§ TASK DIRECTIONS: From the entries below, gather each line containing the word "contact".

• • •

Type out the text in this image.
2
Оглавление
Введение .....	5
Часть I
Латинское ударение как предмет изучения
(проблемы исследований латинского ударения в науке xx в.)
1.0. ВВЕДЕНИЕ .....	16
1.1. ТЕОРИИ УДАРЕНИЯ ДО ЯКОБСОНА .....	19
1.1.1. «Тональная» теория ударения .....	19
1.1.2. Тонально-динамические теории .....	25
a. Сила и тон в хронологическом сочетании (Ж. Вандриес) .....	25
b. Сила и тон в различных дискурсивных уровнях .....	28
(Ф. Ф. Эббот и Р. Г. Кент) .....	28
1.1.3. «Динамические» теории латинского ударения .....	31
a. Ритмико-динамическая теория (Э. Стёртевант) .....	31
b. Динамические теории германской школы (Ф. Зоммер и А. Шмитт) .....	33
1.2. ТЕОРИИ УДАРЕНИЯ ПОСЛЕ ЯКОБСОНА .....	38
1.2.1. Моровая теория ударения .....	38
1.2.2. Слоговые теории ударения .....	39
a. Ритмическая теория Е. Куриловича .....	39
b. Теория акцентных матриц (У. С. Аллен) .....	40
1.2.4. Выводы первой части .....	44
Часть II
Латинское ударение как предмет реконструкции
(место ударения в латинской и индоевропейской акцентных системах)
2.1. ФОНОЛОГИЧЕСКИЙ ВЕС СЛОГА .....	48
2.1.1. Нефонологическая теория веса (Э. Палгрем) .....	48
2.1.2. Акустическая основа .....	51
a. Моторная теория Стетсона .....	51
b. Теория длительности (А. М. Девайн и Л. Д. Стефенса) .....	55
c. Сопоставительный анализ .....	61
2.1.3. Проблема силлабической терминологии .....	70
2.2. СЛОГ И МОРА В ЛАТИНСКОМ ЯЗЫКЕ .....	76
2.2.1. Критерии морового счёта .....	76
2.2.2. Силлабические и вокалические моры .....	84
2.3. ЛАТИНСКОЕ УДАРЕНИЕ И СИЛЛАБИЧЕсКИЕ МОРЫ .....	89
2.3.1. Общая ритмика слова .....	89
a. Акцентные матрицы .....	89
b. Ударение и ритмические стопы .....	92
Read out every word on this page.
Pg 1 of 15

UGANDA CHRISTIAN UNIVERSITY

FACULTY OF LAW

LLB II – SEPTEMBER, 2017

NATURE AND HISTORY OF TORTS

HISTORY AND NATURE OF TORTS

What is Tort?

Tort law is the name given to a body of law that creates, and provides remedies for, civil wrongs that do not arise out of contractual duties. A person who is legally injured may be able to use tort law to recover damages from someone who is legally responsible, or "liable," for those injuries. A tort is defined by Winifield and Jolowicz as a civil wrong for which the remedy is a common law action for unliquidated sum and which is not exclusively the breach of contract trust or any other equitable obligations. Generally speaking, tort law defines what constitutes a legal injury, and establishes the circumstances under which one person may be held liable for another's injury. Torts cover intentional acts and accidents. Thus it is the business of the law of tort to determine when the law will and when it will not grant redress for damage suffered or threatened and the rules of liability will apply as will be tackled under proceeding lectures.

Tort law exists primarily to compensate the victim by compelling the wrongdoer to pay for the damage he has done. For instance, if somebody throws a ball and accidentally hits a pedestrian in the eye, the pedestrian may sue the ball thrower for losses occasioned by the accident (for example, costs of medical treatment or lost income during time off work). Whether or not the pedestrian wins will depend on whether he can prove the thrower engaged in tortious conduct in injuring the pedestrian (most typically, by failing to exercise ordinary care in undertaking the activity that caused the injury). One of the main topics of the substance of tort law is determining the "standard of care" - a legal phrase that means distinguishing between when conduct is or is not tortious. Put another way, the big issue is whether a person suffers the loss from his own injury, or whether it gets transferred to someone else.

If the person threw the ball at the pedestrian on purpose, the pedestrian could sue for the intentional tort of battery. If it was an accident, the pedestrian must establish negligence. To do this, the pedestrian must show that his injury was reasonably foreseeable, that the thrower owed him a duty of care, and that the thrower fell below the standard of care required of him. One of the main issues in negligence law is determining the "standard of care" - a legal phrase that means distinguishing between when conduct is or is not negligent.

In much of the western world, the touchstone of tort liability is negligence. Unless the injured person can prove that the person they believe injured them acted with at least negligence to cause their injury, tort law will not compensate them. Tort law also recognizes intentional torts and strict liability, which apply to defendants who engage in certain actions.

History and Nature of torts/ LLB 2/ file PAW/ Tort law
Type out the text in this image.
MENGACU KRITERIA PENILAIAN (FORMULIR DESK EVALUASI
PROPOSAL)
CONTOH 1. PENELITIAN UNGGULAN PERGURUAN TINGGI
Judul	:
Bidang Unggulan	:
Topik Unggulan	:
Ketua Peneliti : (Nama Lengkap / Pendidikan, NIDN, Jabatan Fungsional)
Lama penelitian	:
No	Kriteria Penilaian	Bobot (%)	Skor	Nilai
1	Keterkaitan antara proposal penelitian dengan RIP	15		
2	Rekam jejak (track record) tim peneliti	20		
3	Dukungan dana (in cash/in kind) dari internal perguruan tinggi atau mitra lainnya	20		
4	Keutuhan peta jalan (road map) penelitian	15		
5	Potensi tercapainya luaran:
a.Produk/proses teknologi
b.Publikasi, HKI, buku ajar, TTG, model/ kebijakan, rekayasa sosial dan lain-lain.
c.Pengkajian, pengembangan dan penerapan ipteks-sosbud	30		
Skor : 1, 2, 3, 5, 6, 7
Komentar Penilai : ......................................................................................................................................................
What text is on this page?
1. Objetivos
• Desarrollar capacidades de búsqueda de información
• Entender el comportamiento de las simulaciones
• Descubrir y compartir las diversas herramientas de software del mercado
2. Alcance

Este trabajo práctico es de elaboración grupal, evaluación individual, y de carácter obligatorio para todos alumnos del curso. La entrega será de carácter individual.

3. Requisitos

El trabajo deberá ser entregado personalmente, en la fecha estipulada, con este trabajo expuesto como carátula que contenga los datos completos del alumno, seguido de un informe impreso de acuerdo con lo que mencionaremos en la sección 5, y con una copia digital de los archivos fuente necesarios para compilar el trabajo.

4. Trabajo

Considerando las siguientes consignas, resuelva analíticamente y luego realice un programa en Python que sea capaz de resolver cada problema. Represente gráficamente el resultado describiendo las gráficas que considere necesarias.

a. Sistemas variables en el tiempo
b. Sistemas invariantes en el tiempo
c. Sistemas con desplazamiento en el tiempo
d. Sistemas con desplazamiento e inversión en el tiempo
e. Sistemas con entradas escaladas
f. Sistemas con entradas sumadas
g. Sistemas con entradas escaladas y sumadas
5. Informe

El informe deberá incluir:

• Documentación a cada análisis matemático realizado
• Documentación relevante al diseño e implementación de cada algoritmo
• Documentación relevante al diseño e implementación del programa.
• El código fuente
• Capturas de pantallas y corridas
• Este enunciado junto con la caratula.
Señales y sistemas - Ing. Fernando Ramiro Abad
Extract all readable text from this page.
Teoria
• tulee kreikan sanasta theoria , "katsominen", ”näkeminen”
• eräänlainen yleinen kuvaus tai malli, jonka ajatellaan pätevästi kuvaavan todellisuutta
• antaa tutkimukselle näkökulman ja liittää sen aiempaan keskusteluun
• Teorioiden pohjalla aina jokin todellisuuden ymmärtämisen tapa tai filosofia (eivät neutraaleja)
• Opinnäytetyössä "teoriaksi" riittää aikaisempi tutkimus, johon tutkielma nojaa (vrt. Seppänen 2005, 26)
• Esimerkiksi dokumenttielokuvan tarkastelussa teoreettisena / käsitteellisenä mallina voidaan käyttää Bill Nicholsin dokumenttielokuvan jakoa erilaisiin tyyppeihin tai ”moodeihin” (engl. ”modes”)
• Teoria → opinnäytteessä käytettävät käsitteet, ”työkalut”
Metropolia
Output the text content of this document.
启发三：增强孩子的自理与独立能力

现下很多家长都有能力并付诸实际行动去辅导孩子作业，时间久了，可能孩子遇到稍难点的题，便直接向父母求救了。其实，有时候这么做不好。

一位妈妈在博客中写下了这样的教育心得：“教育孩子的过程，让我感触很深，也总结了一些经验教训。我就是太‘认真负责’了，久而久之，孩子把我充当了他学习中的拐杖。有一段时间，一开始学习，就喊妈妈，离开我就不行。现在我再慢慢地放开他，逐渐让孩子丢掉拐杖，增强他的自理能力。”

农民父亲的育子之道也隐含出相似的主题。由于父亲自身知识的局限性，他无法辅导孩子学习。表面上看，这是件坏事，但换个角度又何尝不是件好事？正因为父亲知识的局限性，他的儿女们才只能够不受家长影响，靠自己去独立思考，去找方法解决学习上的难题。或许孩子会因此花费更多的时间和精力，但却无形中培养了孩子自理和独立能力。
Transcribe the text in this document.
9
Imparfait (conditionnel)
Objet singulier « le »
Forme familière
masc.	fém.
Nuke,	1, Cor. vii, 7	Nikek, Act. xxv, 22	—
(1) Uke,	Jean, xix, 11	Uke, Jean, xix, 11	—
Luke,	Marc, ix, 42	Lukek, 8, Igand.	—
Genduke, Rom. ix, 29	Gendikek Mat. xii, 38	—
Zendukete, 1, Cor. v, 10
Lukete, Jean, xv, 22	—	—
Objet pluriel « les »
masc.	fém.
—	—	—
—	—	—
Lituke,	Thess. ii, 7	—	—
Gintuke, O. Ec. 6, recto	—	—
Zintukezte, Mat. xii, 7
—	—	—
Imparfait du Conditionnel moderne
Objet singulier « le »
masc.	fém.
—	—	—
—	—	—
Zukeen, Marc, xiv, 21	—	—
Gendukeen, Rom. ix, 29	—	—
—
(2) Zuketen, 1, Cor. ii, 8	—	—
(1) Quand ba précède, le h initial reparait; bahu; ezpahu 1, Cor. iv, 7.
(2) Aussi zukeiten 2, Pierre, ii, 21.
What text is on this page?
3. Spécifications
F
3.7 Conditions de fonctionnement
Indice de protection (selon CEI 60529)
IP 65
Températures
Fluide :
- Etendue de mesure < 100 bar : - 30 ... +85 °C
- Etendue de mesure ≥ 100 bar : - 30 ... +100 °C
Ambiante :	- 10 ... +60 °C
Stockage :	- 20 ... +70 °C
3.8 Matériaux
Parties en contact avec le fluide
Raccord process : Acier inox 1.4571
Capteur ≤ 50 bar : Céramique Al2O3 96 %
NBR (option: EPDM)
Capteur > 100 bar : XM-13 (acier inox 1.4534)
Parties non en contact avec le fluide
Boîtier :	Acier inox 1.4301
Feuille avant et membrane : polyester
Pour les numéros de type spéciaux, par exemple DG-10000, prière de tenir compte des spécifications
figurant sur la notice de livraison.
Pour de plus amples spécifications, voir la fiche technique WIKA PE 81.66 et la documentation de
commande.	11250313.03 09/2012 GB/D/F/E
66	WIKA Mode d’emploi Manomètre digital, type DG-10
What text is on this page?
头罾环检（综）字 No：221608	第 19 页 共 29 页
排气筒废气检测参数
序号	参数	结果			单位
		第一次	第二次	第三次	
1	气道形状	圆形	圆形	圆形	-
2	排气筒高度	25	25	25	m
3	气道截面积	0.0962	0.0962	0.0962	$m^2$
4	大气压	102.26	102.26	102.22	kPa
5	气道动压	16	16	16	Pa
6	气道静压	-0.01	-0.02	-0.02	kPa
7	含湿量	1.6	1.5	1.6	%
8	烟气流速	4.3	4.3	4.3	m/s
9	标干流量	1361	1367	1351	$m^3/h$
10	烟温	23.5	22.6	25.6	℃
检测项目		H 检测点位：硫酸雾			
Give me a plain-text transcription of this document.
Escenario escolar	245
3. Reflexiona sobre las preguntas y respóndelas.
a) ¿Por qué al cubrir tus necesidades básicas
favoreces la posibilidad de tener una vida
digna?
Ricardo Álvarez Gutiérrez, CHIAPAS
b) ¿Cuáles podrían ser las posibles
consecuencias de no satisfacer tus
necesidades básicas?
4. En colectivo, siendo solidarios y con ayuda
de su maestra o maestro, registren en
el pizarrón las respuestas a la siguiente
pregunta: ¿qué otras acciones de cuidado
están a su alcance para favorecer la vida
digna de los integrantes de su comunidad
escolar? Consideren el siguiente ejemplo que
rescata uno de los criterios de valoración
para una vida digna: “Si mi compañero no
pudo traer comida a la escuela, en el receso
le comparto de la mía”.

• • •

§ PROBLEM SOLUTION:
Parties en contact avec le fluide
Parties non en contact avec le fluide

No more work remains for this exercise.